Data entries:
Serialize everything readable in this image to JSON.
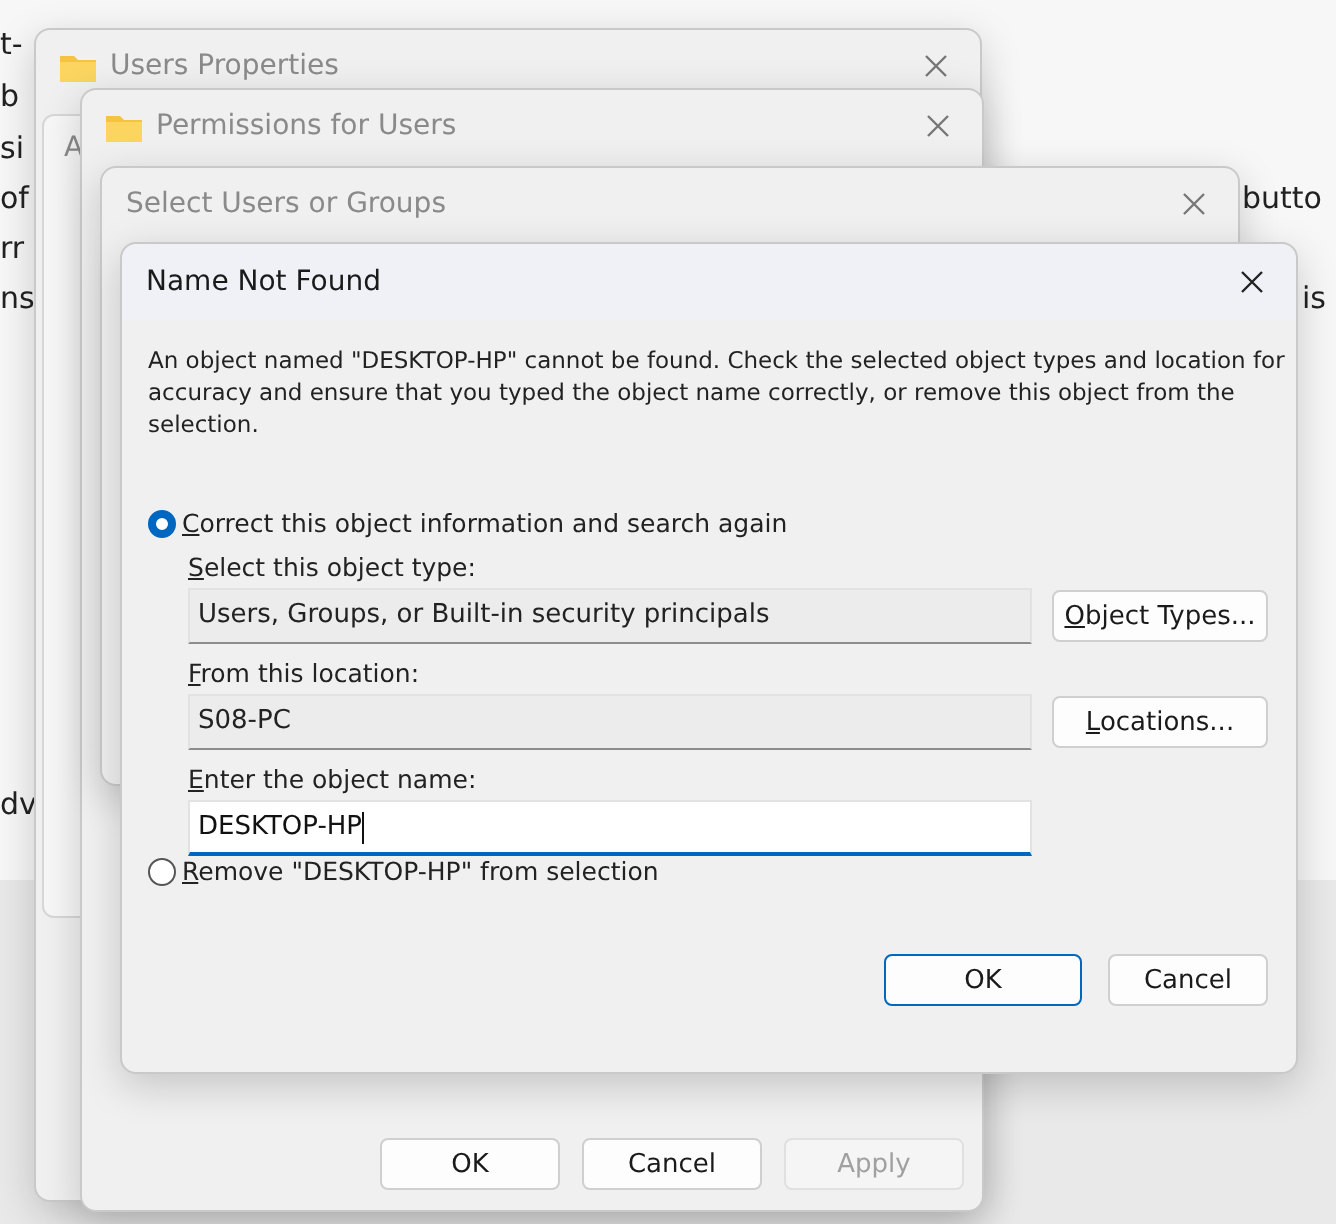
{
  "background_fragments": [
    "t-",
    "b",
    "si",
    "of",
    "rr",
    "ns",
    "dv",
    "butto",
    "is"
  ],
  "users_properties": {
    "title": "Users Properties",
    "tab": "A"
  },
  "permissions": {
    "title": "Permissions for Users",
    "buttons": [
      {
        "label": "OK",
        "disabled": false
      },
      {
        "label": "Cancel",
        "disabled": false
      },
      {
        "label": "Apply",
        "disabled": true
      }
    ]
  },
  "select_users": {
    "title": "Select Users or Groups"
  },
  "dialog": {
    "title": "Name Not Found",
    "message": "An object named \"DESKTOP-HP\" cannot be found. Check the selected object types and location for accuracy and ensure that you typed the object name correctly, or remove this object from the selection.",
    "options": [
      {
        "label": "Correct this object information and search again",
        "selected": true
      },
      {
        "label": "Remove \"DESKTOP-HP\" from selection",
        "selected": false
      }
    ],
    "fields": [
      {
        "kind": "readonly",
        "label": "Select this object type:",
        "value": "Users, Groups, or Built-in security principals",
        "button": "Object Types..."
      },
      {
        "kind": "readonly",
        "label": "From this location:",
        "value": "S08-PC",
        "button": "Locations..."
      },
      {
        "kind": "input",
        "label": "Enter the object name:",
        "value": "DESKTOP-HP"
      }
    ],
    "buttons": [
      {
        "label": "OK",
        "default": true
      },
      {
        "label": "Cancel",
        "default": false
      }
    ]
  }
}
* * *
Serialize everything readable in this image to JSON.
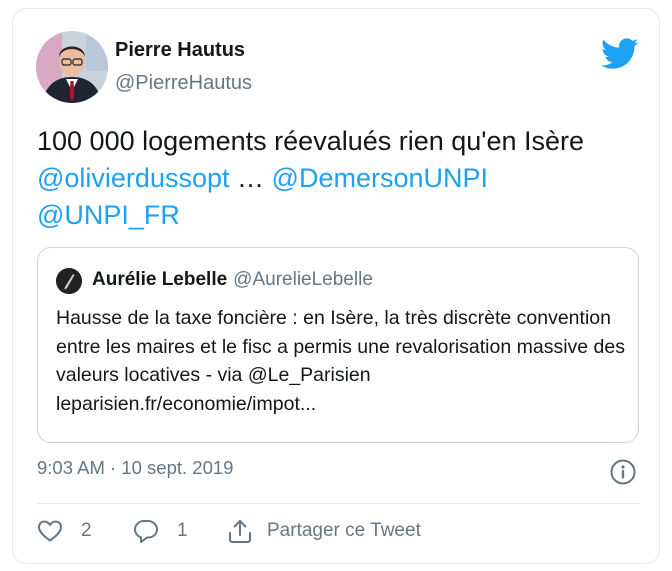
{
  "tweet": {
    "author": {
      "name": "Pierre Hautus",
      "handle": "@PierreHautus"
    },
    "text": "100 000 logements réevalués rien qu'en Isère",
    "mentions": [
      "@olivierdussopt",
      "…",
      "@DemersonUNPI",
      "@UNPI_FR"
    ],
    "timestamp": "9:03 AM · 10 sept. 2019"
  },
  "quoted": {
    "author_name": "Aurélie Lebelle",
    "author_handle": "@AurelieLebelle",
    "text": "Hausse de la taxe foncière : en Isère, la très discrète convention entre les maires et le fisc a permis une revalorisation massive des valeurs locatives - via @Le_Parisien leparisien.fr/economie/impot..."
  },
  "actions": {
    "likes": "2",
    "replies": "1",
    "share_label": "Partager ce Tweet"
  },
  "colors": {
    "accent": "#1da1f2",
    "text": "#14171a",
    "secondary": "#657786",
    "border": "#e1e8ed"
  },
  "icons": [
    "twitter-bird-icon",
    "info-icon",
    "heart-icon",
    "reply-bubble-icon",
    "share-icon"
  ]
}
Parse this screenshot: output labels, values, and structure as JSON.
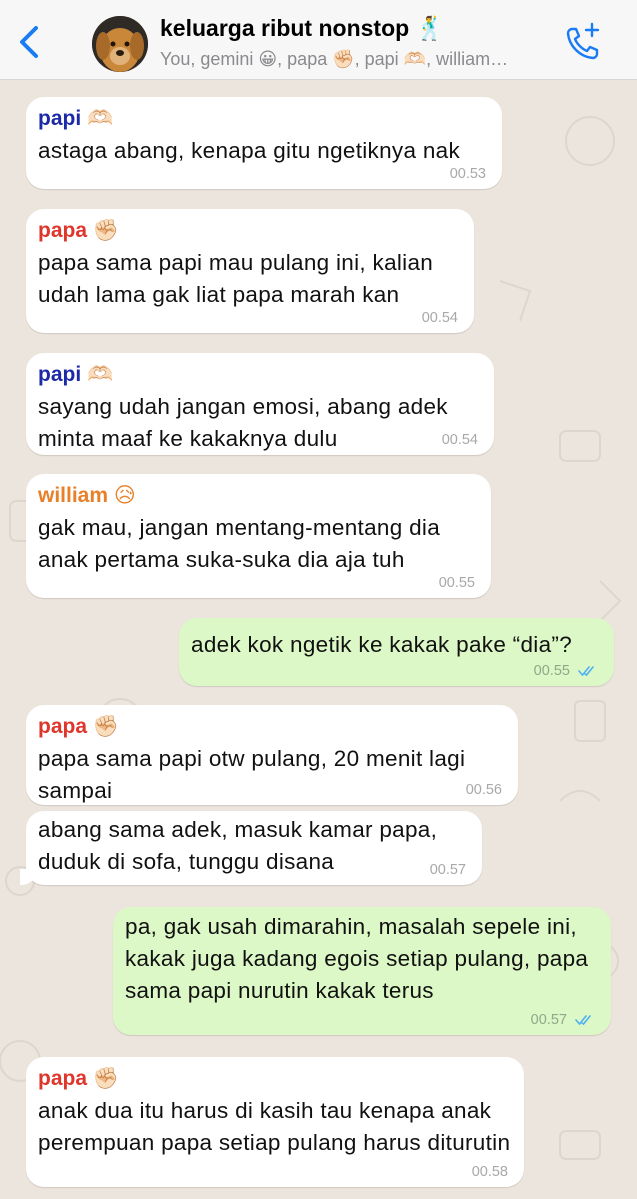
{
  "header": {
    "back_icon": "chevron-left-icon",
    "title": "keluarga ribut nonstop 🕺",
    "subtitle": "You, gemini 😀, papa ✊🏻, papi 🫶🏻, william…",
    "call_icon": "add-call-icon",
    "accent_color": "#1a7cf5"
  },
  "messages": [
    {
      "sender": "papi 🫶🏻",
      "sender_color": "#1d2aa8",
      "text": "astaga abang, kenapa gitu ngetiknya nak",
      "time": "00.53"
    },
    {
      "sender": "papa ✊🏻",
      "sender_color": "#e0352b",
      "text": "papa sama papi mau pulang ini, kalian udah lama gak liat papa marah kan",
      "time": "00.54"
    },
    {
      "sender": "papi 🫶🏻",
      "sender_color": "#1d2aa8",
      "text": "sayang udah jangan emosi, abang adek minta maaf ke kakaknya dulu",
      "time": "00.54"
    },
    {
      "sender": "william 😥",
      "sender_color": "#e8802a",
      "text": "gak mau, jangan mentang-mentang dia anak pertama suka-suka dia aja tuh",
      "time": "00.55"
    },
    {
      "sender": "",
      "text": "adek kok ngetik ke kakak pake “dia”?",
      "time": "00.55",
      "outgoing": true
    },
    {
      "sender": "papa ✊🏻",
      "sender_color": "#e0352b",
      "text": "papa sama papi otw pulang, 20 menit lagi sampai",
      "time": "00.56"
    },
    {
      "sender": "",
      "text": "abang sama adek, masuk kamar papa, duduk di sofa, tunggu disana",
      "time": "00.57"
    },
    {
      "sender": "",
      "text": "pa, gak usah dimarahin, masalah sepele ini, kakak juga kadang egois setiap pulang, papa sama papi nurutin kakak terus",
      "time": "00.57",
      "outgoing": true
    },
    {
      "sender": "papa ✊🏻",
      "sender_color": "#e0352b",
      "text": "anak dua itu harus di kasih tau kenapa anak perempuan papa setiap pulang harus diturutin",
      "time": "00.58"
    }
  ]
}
--
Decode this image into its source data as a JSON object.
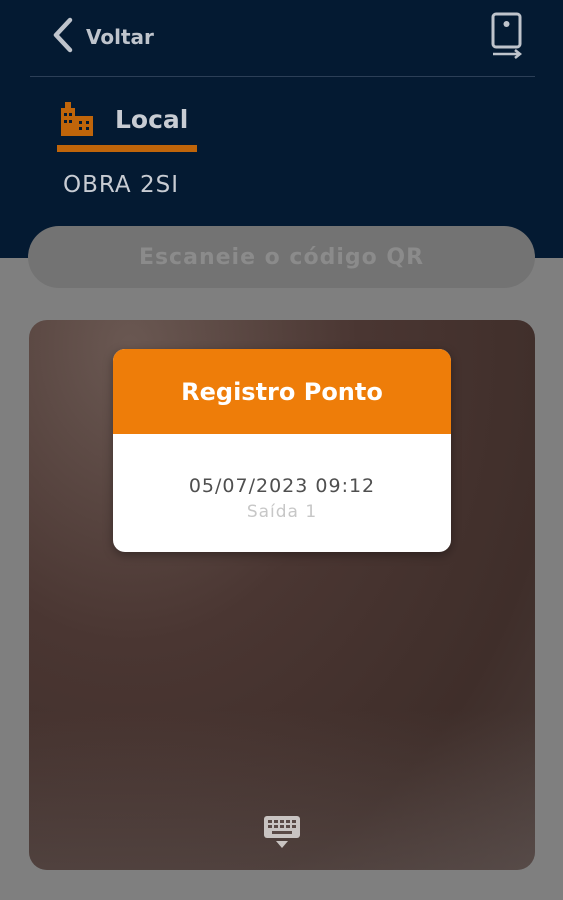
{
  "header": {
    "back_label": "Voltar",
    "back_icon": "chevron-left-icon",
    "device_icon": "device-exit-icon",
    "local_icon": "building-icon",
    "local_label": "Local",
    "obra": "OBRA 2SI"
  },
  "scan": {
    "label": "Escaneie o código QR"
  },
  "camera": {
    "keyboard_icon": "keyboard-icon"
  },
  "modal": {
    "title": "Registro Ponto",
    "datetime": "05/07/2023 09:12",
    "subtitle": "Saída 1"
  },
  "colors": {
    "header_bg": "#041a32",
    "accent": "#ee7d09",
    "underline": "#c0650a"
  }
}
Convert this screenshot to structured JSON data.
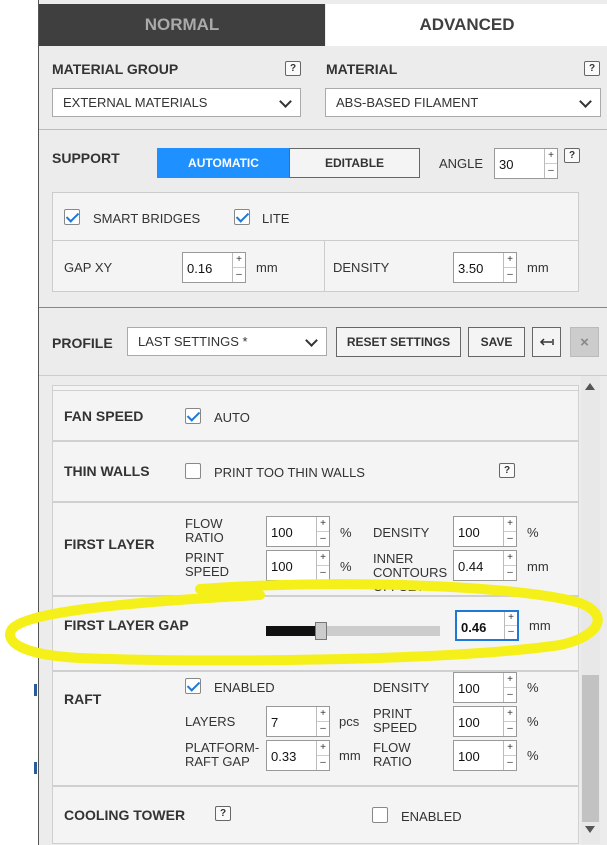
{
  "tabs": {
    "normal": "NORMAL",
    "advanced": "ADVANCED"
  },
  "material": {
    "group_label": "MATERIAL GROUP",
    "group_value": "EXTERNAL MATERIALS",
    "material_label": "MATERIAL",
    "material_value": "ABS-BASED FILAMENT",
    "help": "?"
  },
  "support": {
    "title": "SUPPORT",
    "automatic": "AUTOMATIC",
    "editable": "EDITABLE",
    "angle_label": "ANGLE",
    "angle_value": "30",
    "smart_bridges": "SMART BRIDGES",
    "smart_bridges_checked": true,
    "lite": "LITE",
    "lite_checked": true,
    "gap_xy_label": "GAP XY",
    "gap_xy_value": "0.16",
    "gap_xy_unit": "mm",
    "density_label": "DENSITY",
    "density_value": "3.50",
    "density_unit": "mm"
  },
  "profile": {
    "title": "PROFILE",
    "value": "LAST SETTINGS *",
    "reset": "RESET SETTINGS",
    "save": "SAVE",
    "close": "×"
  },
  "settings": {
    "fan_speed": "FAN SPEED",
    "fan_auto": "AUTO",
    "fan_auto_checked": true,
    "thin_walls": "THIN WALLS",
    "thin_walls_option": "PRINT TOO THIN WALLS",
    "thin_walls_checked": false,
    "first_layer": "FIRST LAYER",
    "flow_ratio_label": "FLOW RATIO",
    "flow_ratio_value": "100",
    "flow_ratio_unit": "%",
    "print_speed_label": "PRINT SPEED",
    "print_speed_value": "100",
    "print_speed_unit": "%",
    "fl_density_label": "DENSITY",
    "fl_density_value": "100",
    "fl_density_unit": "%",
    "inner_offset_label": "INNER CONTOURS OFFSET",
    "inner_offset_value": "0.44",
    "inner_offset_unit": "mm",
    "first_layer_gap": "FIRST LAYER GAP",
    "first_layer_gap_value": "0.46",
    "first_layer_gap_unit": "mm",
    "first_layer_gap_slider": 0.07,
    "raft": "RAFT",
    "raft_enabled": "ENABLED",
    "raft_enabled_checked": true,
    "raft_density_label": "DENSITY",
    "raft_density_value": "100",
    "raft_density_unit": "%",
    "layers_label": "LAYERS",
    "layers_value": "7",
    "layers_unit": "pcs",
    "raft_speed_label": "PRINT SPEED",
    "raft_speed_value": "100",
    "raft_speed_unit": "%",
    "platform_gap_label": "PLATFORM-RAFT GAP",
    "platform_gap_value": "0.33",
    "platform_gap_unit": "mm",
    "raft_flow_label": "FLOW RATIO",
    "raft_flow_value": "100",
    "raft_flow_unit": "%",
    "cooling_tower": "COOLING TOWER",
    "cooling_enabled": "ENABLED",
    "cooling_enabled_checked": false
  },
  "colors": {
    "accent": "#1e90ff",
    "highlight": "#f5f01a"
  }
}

PROMPT ->
Find every line that has "jangan" in it, then return those lines.

SOLUTION FOR THIS EXERCISE ->
      "text": "sayang udah jangan emosi, abang adek minta maaf ke kakaknya dulu",
      "text": "gak mau, jangan mentang-mentang dia anak pertama suka-suka dia aja tuh",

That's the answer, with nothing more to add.